◆ Problem A ◆
Output the Qatana electoral district article verbatim, in full.

◆ Provided passage ◆
* begin *

Former electoral district
- Created: 1928
- Abolished: 1963
- Seats: List 2 (1947–1949; 1954–1963); 1 (1928–1947; 1949–1954);
- Replaced by: Rif Dimashq

= Qatana (Chamber of Deputies electoral district) =

Former electoral district of Syria's national legislature

Qatana (قطنا) was an electoral district used to elect members of the Syrian Chamber of Deputies between 1928 and 1963. The electoral district was named Wadi al-Ajam until 1953.
==Electoral system==

Under the 1928 electoral system, Syria adopted its first formal electoral law after the Ottoman period and under the French Mandate. Promulgated by arrêté No. 1889 of High Commissioner Ponsot, the system created a two-tier indirect electoral system. Male citizens over the age of 21 would elect secondary electors, at a ratio of one elector per hundred first-tier voters, who would then elect members of parliament. The number of seats was determined before every election based on the proportional population size of each electoral district, with seats allocated across religious communities according to their numerical share. The system was criticised for entrenching the influence of local notables, elites, and landowners, with limited direct popular participation.

* end *

◆ Problem B ◆
From the records, return verbatim only the lines between the one holding "tool-icon[interactable]: ✱ [322, 700, 346, 724]" and the one holding "tree-icon[interactable]: ⊞ [134, 700, 158, 724]", inclusive.

◆ Data to process ◆

* begin *

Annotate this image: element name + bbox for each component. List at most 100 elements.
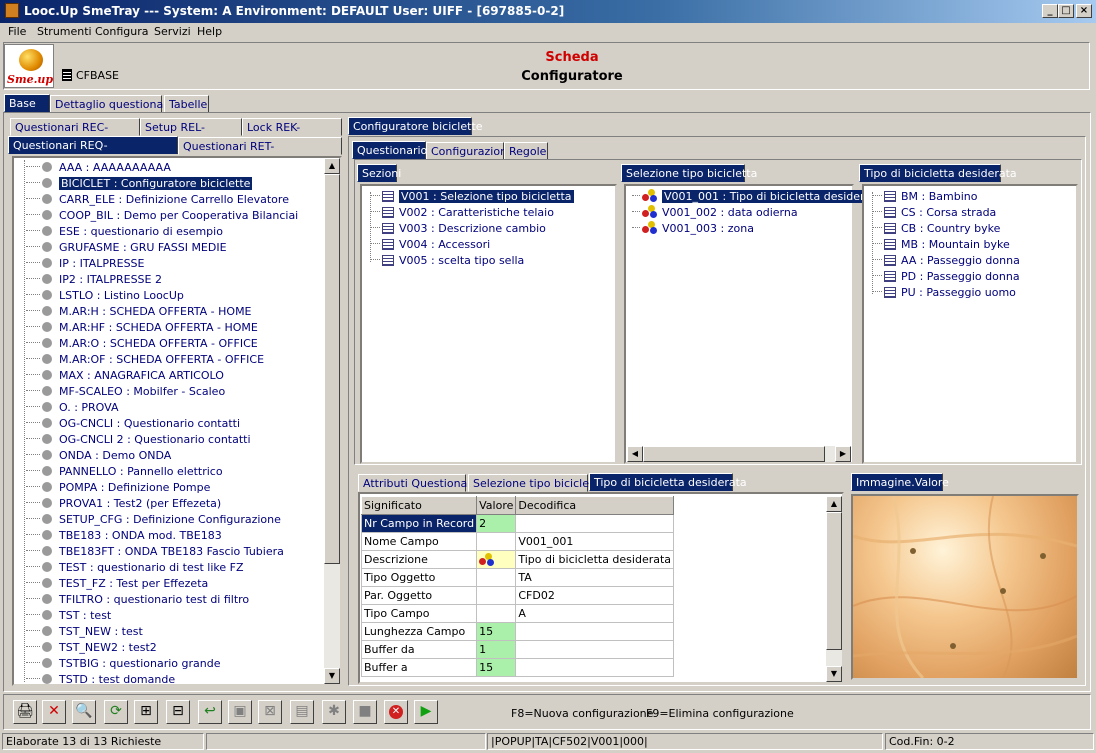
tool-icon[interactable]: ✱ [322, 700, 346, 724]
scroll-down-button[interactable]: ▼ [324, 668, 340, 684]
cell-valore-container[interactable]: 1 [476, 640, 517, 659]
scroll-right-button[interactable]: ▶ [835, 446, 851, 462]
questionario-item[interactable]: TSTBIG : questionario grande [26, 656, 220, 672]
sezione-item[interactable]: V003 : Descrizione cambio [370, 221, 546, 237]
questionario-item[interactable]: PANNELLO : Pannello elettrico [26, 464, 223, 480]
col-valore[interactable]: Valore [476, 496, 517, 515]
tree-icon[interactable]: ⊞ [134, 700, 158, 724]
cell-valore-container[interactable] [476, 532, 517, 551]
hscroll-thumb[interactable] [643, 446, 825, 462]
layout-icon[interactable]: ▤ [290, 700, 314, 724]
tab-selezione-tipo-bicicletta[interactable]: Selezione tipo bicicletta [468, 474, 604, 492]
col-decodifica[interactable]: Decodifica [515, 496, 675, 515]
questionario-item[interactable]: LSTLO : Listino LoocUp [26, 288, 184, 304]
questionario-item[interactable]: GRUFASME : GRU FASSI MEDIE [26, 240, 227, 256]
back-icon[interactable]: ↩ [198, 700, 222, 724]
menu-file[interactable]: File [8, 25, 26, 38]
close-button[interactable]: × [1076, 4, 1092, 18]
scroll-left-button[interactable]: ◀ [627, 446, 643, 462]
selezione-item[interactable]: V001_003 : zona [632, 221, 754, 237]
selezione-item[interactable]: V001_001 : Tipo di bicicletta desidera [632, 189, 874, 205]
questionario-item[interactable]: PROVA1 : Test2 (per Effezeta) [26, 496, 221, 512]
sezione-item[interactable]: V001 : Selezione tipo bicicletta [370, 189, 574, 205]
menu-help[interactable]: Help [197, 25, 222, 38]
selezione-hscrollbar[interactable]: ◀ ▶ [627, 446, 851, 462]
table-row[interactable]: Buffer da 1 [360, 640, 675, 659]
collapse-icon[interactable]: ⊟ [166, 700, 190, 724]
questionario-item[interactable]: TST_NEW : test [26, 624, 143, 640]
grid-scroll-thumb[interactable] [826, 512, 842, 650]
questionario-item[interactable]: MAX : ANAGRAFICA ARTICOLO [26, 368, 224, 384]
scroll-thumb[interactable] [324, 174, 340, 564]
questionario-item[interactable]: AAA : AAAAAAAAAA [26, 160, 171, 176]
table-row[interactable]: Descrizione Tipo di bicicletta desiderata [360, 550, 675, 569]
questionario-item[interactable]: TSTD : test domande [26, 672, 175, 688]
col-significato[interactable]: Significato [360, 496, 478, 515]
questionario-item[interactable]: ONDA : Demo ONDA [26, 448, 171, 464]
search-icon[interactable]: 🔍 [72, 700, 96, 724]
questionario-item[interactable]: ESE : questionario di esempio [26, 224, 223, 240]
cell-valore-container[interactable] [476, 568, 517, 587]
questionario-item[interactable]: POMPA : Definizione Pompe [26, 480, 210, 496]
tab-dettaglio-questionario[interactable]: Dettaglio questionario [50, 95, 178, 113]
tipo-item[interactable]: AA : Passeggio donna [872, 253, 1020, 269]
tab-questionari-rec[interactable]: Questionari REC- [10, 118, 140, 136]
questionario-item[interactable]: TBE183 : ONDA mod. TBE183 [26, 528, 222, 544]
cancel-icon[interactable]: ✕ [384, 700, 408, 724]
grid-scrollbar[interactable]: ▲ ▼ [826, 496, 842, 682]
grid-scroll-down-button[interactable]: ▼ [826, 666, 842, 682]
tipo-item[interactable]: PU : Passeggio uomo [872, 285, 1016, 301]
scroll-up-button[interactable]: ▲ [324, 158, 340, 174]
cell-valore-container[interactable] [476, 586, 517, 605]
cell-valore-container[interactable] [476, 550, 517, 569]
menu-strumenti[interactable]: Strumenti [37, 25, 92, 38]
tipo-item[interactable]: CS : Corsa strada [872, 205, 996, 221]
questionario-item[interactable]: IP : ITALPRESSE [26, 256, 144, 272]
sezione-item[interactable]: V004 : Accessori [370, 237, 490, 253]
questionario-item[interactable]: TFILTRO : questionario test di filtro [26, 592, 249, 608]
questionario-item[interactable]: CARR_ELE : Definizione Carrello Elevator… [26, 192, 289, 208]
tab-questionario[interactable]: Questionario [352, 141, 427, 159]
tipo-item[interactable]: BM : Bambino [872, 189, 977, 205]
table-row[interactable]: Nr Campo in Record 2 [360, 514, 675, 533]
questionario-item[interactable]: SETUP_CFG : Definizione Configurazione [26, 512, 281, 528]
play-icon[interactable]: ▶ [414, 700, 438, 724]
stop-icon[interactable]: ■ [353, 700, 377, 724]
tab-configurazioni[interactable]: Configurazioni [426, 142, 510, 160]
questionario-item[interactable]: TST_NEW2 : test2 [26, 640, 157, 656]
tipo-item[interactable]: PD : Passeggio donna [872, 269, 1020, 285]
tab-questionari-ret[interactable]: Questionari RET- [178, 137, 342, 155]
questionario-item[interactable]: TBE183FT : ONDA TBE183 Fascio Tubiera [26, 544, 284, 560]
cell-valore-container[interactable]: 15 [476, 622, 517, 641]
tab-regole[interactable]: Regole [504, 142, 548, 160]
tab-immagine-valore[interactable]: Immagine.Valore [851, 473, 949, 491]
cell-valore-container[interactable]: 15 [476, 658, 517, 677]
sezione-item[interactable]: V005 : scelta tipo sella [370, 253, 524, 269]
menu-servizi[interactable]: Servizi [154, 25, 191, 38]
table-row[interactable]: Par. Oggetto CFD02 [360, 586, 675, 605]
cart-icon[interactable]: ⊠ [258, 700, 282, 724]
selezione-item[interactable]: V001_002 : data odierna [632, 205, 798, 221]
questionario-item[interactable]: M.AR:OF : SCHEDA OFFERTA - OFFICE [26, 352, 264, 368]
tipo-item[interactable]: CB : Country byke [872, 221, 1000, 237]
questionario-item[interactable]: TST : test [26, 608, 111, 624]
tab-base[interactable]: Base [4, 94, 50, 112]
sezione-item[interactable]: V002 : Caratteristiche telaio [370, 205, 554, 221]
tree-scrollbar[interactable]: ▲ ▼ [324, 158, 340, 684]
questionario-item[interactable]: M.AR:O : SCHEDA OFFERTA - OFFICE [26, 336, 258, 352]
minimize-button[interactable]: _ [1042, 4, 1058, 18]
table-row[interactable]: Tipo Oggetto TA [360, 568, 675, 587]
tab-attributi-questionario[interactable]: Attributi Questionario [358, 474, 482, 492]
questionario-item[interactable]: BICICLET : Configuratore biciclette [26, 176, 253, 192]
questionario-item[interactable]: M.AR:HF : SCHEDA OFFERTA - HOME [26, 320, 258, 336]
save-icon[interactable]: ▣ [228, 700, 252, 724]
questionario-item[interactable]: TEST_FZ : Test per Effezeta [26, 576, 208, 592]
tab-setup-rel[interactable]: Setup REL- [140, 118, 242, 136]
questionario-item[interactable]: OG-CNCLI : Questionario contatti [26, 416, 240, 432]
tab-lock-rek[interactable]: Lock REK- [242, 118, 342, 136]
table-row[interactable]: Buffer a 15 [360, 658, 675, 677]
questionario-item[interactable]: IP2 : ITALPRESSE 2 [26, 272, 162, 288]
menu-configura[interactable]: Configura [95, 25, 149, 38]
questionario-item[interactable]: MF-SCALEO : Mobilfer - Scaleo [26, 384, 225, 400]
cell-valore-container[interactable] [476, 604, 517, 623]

* end *

◆ Task solution A ◆
Former electoral district
- Created: 1928
- Abolished: 1963
- Seats: List 2 (1947–1949; 1954–1963); 1 (1928–1947; 1949–1954);
- Replaced by: Rif Dimashq

= Qatana (Chamber of Deputies electoral district) =

Former electoral district of Syria's national legislature

Qatana (قطنا) was an electoral district used to elect members of the Syrian Chamber of Deputies between 1928 and 1963. The electoral district was named Wadi al-Ajam until 1953.
==Electoral system==

Under the 1928 electoral system, Syria adopted its first formal electoral law after the Ottoman period and under the French Mandate. Promulgated by arrêté No. 1889 of High Commissioner Ponsot, the system created a two-tier indirect electoral system. Male citizens over the age of 21 would elect secondary electors, at a ratio of one elector per hundred first-tier voters, who would then elect members of parliament. The number of seats was determined before every election based on the proportional population size of each electoral district, with seats allocated across religious communities according to their numerical share. The system was criticised for entrenching the influence of local notables, elites, and landowners, with limited direct popular participation.

◆ Task solution B ◆
tool-icon[interactable]: ✱ [322, 700, 346, 724]
scroll-down-button[interactable]: ▼ [324, 668, 340, 684]
cell-valore-container[interactable]: 1 [476, 640, 517, 659]
scroll-right-button[interactable]: ▶ [835, 446, 851, 462]
questionario-item[interactable]: TSTBIG : questionario grande [26, 656, 220, 672]
sezione-item[interactable]: V003 : Descrizione cambio [370, 221, 546, 237]
questionario-item[interactable]: PANNELLO : Pannello elettrico [26, 464, 223, 480]
col-valore[interactable]: Valore [476, 496, 517, 515]
tree-icon[interactable]: ⊞ [134, 700, 158, 724]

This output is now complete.